**PROBLEM TO SOLVE:** Report how many lines hold the word "will"; give nothing but the number.

**EXTRACTED RECORDS:**
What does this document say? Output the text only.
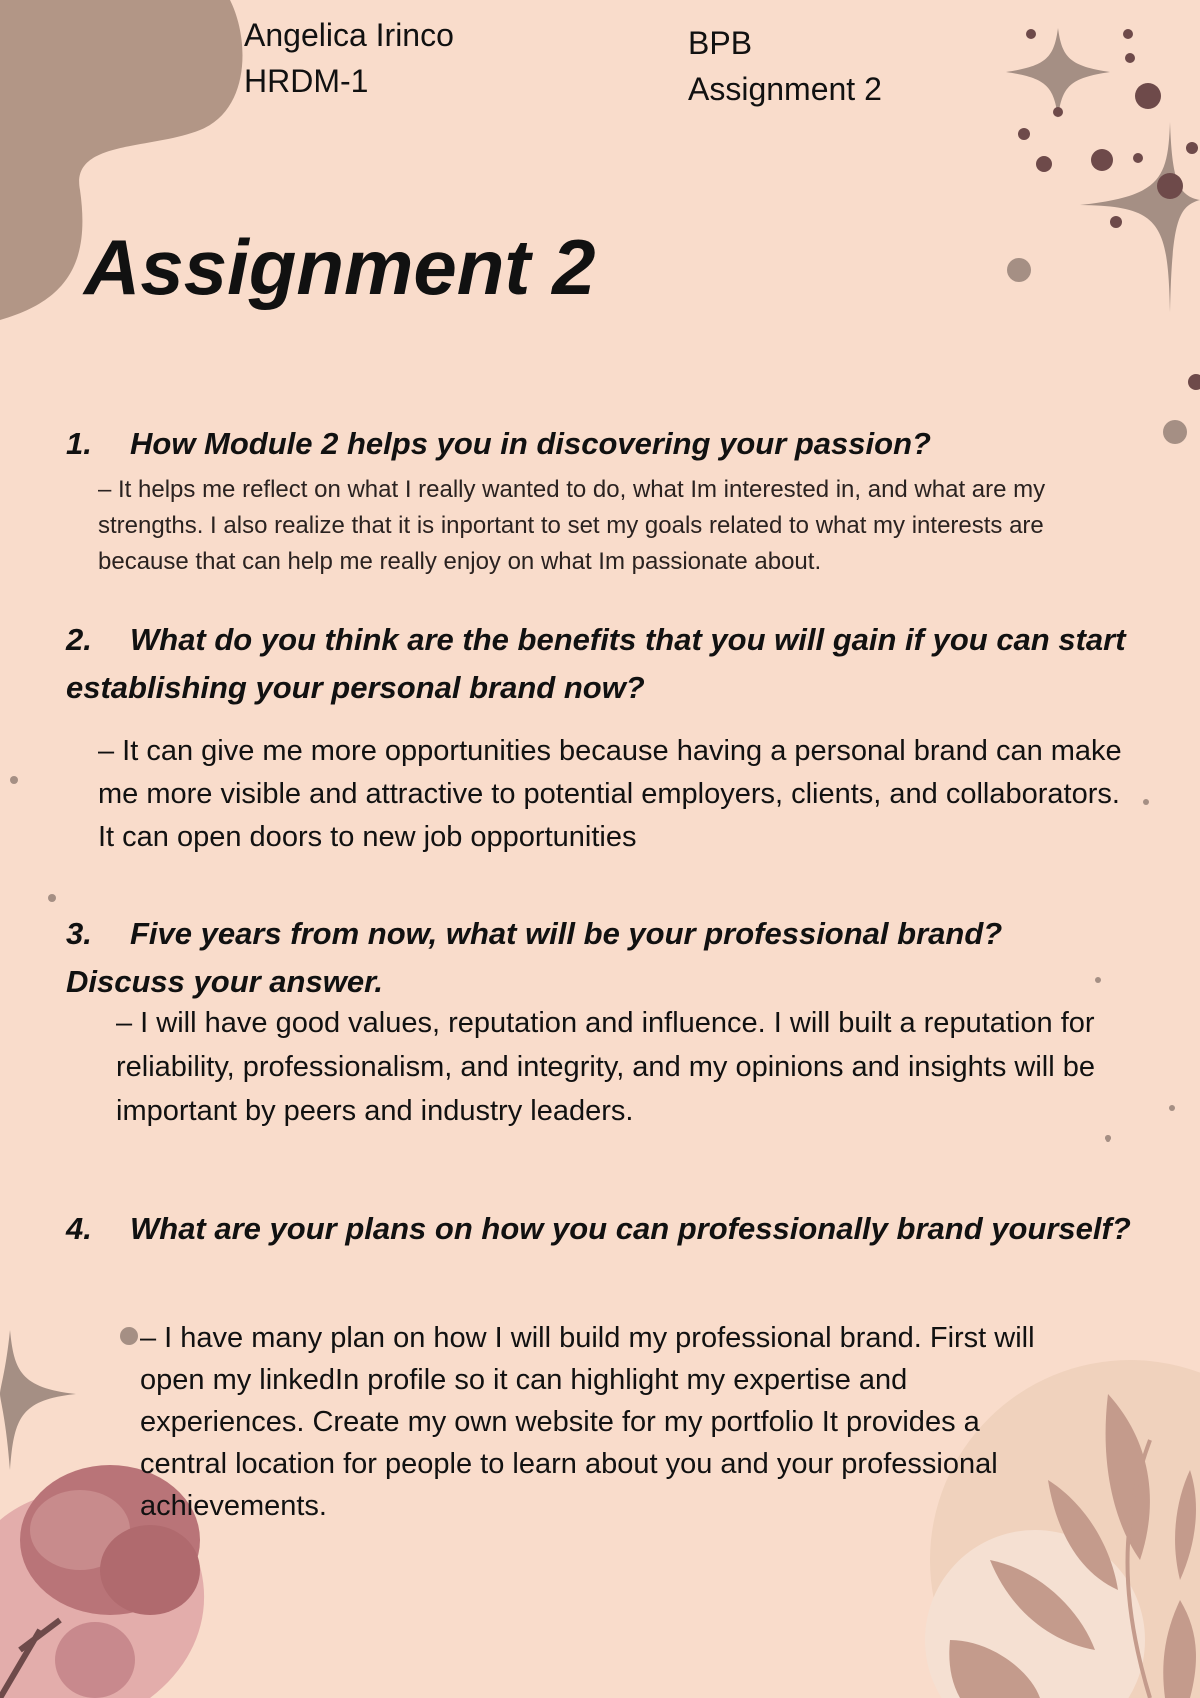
Angelica Irinco
HRDM-1
BPB
Assignment 2
Assignment 2

1. How Module 2 helps you in discovering your passion?

– It helps me reflect on what I really wanted to do, what Im interested in, and what are my strengths. I also realize that it is inportant to set my goals related to what my interests are because that can help me really enjoy on what Im passionate about.

2. What do you think are the benefits that you will gain if you can start establishing your personal brand now?

– It can give me more opportunities because having a personal brand can make me more visible and attractive to potential employers, clients, and collaborators. It can open doors to new job opportunities

3. Five years from now, what will be your professional brand? Discuss your answer.

– I will have good values, reputation and influence. I will built a reputation for reliability, professionalism, and integrity, and my opinions and insights will be important by peers and industry leaders.

4. What are your plans on how you can professionally brand yourself?

– I have many plan on how I will build my professional brand. First will open my linkedIn profile so it can highlight my expertise and experiences. Create my own website for my portfolio It provides a central location for people to learn about you and your professional achievements.
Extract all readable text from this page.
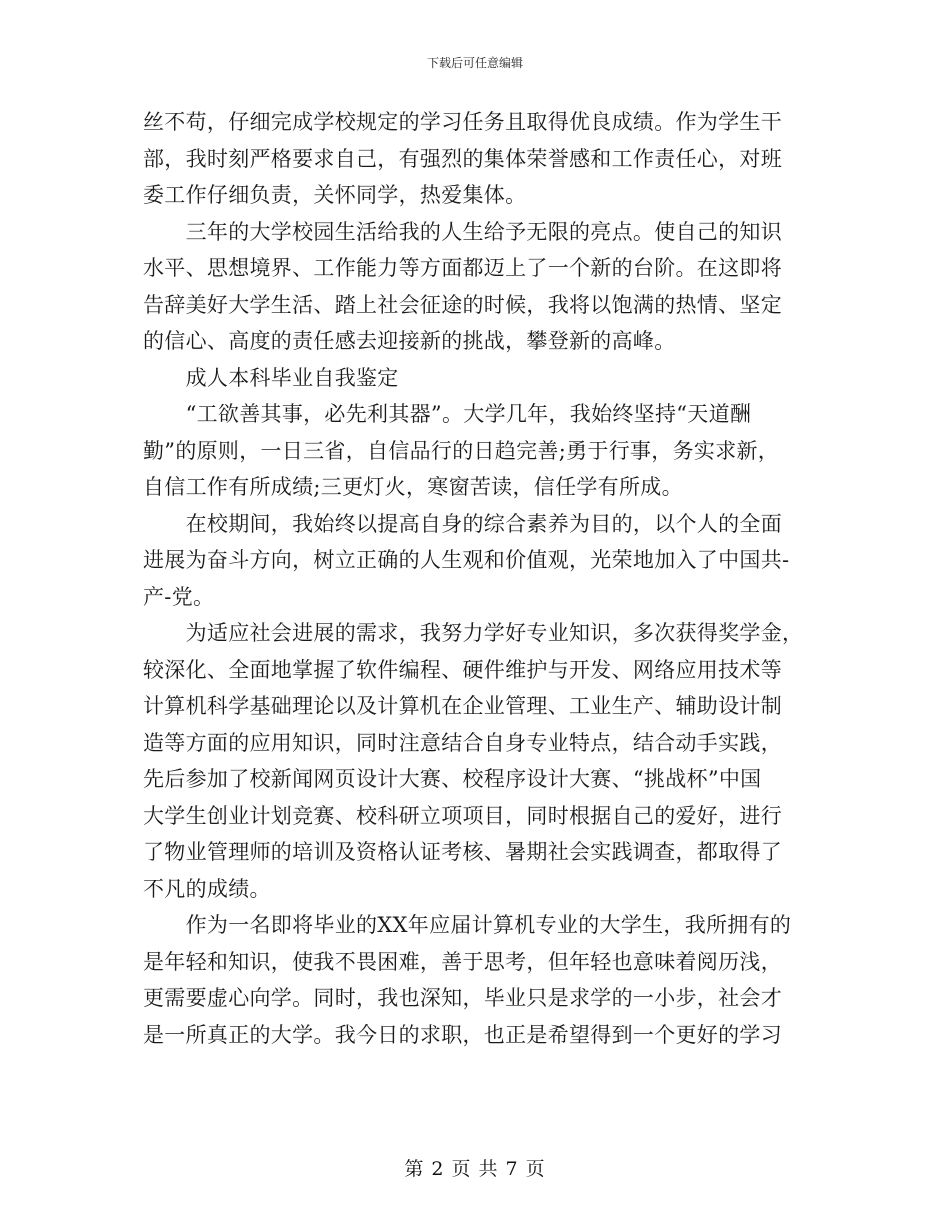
下载后可任意编辑
丝不苟，仔细完成学校规定的学习任务且取得优良成绩。作为学生干
部，我时刻严格要求自己，有强烈的集体荣誉感和工作责任心，对班
委工作仔细负责，关怀同学，热爱集体。
　　三年的大学校园生活给我的人生给予无限的亮点。使自己的知识
水平、思想境界、工作能力等方面都迈上了一个新的台阶。在这即将
告辞美好大学生活、踏上社会征途的时候，我将以饱满的热情、坚定
的信心、高度的责任感去迎接新的挑战，攀登新的高峰。
　　成人本科毕业自我鉴定
　　“工欲善其事，必先利其器”。大学几年，我始终坚持“天道酬
勤”的原则，一日三省，自信品行的日趋完善;勇于行事，务实求新，
自信工作有所成绩;三更灯火，寒窗苦读，信任学有所成。
　　在校期间，我始终以提高自身的综合素养为目的，以个人的全面
进展为奋斗方向，树立正确的人生观和价值观，光荣地加入了中国共-
产-党。
　　为适应社会进展的需求，我努力学好专业知识，多次获得奖学金，
较深化、全面地掌握了软件编程、硬件维护与开发、网络应用技术等
计算机科学基础理论以及计算机在企业管理、工业生产、辅助设计制
造等方面的应用知识，同时注意结合自身专业特点，结合动手实践，
先后参加了校新闻网页设计大赛、校程序设计大赛、“挑战杯”中国
大学生创业计划竞赛、校科研立项项目，同时根据自己的爱好，进行
了物业管理师的培训及资格认证考核、暑期社会实践调查，都取得了
不凡的成绩。
　　作为一名即将毕业的XX年应届计算机专业的大学生，我所拥有的
是年轻和知识，使我不畏困难，善于思考，但年轻也意味着阅历浅，
更需要虚心向学。同时，我也深知，毕业只是求学的一小步，社会才
是一所真正的大学。我今日的求职，也正是希望得到一个更好的学习
第 2 页 共 7 页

**SOLUTION TO THE EXERCISE:** 4